DIRECTIONS FOR THIS TASK: Can you copy out every line of the records below, word for word, leaving out the pictures?

RECORDS SUPPLIED:
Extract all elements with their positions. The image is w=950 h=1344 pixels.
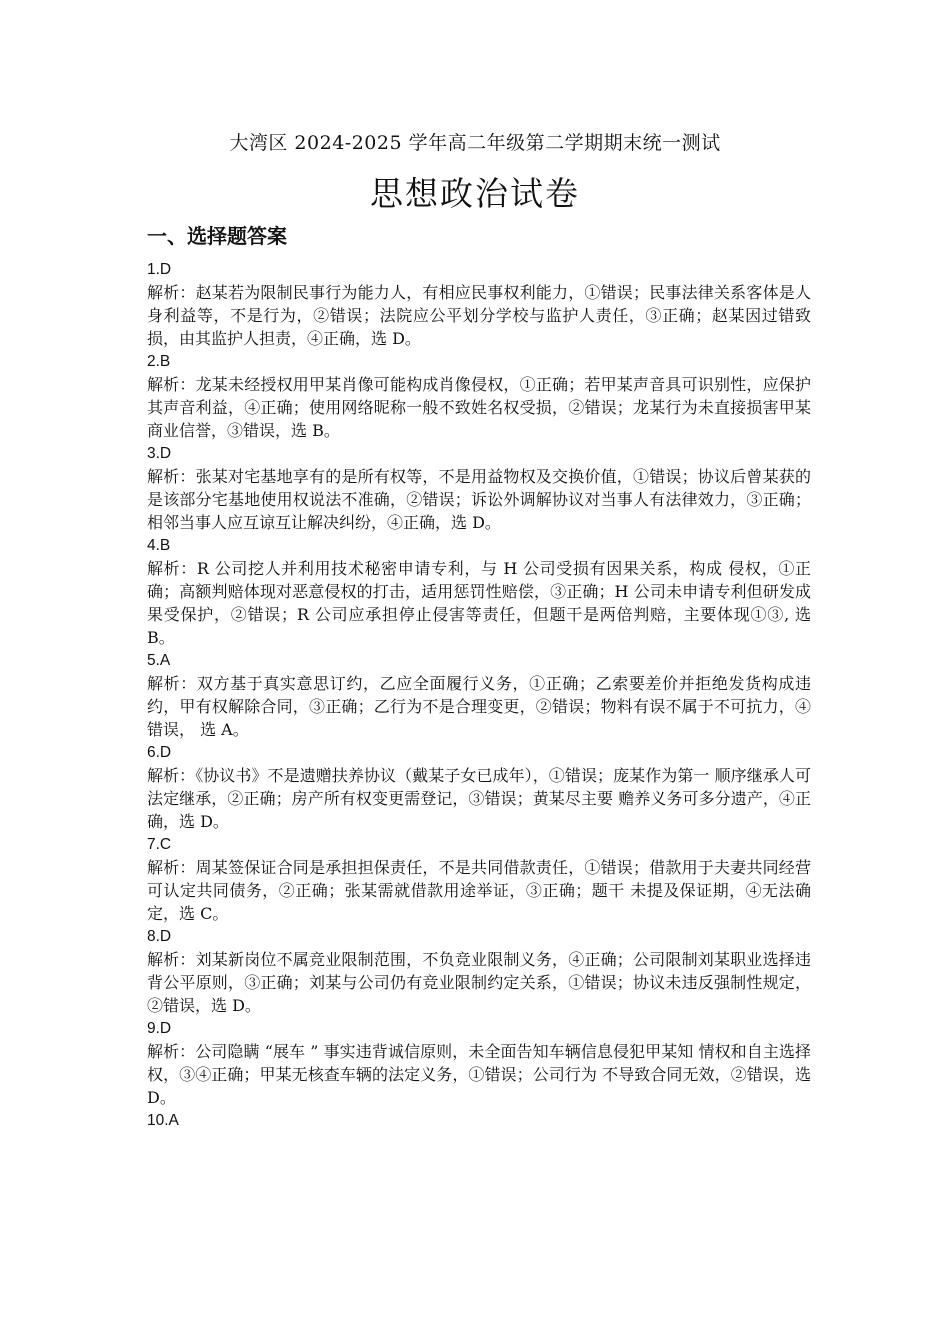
question-number: 8.D (147, 928, 172, 945)
answer-explanation: 解析：R 公司挖人并利用技术秘密申请专利，与 H 公司受损有因果关系，构成 侵权，①正确；高额判赔体现对恶意侵权的打击，适用惩罚性赔偿，③正确；H 公司未申请专利但研发成果受保护，②错误；R 公司应承担停止侵害等责任，但题干是两倍判赔，主要体现①③, 选 B。 (147, 559, 811, 647)
question-number: 10.A (147, 1112, 179, 1129)
answer-explanation: 解析：《协议书》不是遗赠扶养协议（戴某子女已成年），①错误；庞某作为第一 顺序继承人可法定继承，②正确；房产所有权变更需登记，③错误；黄某尽主要 赡养义务可多分遗产，④正确，选 D。 (147, 766, 811, 831)
exam-title: 思想政治试卷 (370, 174, 580, 213)
answer-explanation: 解析：刘某新岗位不属竞业限制范围，不负竞业限制义务，④正确；公司限制刘某职业选择违背公平原则，③正确；刘某与公司仍有竞业限制约定关系，①错误；协议未违反强制性规定，②错误，选 D。 (147, 950, 811, 1015)
answer-item (147, 534, 811, 649)
answer-item (147, 1017, 811, 1109)
answer-item (147, 1109, 811, 1132)
answer-explanation: 解析：周某签保证合同是承担担保责任，不是共同借款责任，①错误；借款用于夫妻共同经营可认定共同债务，②正确；张某需就借款用途举证，③正确；题干 未提及保证期，④无法确定，选 C。 (147, 858, 811, 923)
question-number: 4.B (147, 537, 171, 554)
answer-explanation: 解析：赵某若为限制民事行为能力人，有相应民事权利能力，①错误；民事法律关系客体是人身利益等，不是行为，②错误；法院应公平划分学校与监护人责任，③正确；赵某因过错致损，由其监护人担责，④正确，选 D。 (147, 283, 811, 348)
answer-item (147, 925, 811, 1017)
section-heading: 一、选择题答案 (147, 224, 287, 248)
question-number: 2.B (147, 353, 171, 370)
answer-item (147, 258, 811, 350)
question-number: 7.C (147, 836, 172, 853)
answer-item (147, 350, 811, 442)
question-number: 1.D (147, 261, 172, 278)
answer-item (147, 833, 811, 925)
answer-explanation: 解析：公司隐瞒 “展车 ” 事实违背诚信原则，未全面告知车辆信息侵犯甲某知 情权和自主选择权，③④正确；甲某无核查车辆的法定义务，①错误；公司行为 不导致合同无效，②错误，选 D。 (147, 1042, 811, 1107)
answer-item (147, 649, 811, 741)
question-number: 5.A (147, 652, 171, 669)
answer-list (147, 258, 811, 1132)
answer-explanation: 解析：龙某未经授权用甲某肖像可能构成肖像侵权，①正确；若甲某声音具可识别性，应保护其声音利益，④正确；使用网络昵称一般不致姓名权受损，②错误；龙某行为未直接损害甲某商业信誉，③错误，选 B。 (147, 375, 811, 440)
answer-explanation: 解析：张某对宅基地享有的是所有权等，不是用益物权及交换价值，①错误；协议后曾某获的是该部分宅基地使用权说法不准确，②错误；诉讼外调解协议对当事人有法律效力，③正确；相邻当事人应互谅互让解决纠纷，④正确，选 D。 (147, 467, 811, 532)
question-number: 3.D (147, 445, 172, 462)
question-number: 6.D (147, 744, 172, 761)
answer-explanation: 解析：双方基于真实意思订约，乙应全面履行义务，①正确；乙索要差价并拒绝发货构成违约，甲有权解除合同，③正确；乙行为不是合理变更，②错误；物料有误不属于不可抗力，④错误， 选 A。 (147, 674, 811, 739)
answer-item (147, 741, 811, 833)
answer-item (147, 442, 811, 534)
question-number: 9.D (147, 1020, 172, 1037)
exam-subtitle: 大湾区 2024-2025 学年高二年级第二学期期末统一测试 (229, 132, 721, 154)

THE ANSWER:
Extract all elements with their positions. The image is w=950 h=1344 pixels.
question-number: 8.D (147, 928, 172, 945)
answer-explanation: 解析：R 公司挖人并利用技术秘密申请专利，与 H 公司受损有因果关系，构成 侵权，①正确；高额判赔体现对恶意侵权的打击，适用惩罚性赔偿，③正确；H 公司未申请专利但研发成果受保护，②错误；R 公司应承担停止侵害等责任，但题干是两倍判赔，主要体现①③, 选 B。 (147, 559, 811, 647)
question-number: 10.A (147, 1112, 179, 1129)
answer-explanation: 解析：《协议书》不是遗赠扶养协议（戴某子女已成年），①错误；庞某作为第一 顺序继承人可法定继承，②正确；房产所有权变更需登记，③错误；黄某尽主要 赡养义务可多分遗产，④正确，选 D。 (147, 766, 811, 831)
exam-title: 思想政治试卷 (370, 174, 580, 213)
answer-explanation: 解析：刘某新岗位不属竞业限制范围，不负竞业限制义务，④正确；公司限制刘某职业选择违背公平原则，③正确；刘某与公司仍有竞业限制约定关系，①错误；协议未违反强制性规定，②错误，选 D。 (147, 950, 811, 1015)
answer-item (147, 534, 811, 649)
answer-item (147, 1017, 811, 1109)
answer-item (147, 1109, 811, 1132)
answer-explanation: 解析：周某签保证合同是承担担保责任，不是共同借款责任，①错误；借款用于夫妻共同经营可认定共同债务，②正确；张某需就借款用途举证，③正确；题干 未提及保证期，④无法确定，选 C。 (147, 858, 811, 923)
question-number: 4.B (147, 537, 171, 554)
answer-explanation: 解析：赵某若为限制民事行为能力人，有相应民事权利能力，①错误；民事法律关系客体是人身利益等，不是行为，②错误；法院应公平划分学校与监护人责任，③正确；赵某因过错致损，由其监护人担责，④正确，选 D。 (147, 283, 811, 348)
answer-item (147, 925, 811, 1017)
section-heading: 一、选择题答案 (147, 224, 287, 248)
question-number: 2.B (147, 353, 171, 370)
answer-item (147, 258, 811, 350)
question-number: 7.C (147, 836, 172, 853)
answer-item (147, 350, 811, 442)
question-number: 1.D (147, 261, 172, 278)
answer-item (147, 833, 811, 925)
answer-explanation: 解析：公司隐瞒 “展车 ” 事实违背诚信原则，未全面告知车辆信息侵犯甲某知 情权和自主选择权，③④正确；甲某无核查车辆的法定义务，①错误；公司行为 不导致合同无效，②错误，选 D。 (147, 1042, 811, 1107)
answer-item (147, 649, 811, 741)
question-number: 5.A (147, 652, 171, 669)
answer-list (147, 258, 811, 1132)
answer-explanation: 解析：龙某未经授权用甲某肖像可能构成肖像侵权，①正确；若甲某声音具可识别性，应保护其声音利益，④正确；使用网络昵称一般不致姓名权受损，②错误；龙某行为未直接损害甲某商业信誉，③错误，选 B。 (147, 375, 811, 440)
answer-explanation: 解析：张某对宅基地享有的是所有权等，不是用益物权及交换价值，①错误；协议后曾某获的是该部分宅基地使用权说法不准确，②错误；诉讼外调解协议对当事人有法律效力，③正确；相邻当事人应互谅互让解决纠纷，④正确，选 D。 (147, 467, 811, 532)
question-number: 3.D (147, 445, 172, 462)
question-number: 6.D (147, 744, 172, 761)
answer-explanation: 解析：双方基于真实意思订约，乙应全面履行义务，①正确；乙索要差价并拒绝发货构成违约，甲有权解除合同，③正确；乙行为不是合理变更，②错误；物料有误不属于不可抗力，④错误， 选 A。 (147, 674, 811, 739)
answer-item (147, 741, 811, 833)
answer-item (147, 442, 811, 534)
question-number: 9.D (147, 1020, 172, 1037)
exam-subtitle: 大湾区 2024-2025 学年高二年级第二学期期末统一测试 (229, 132, 721, 154)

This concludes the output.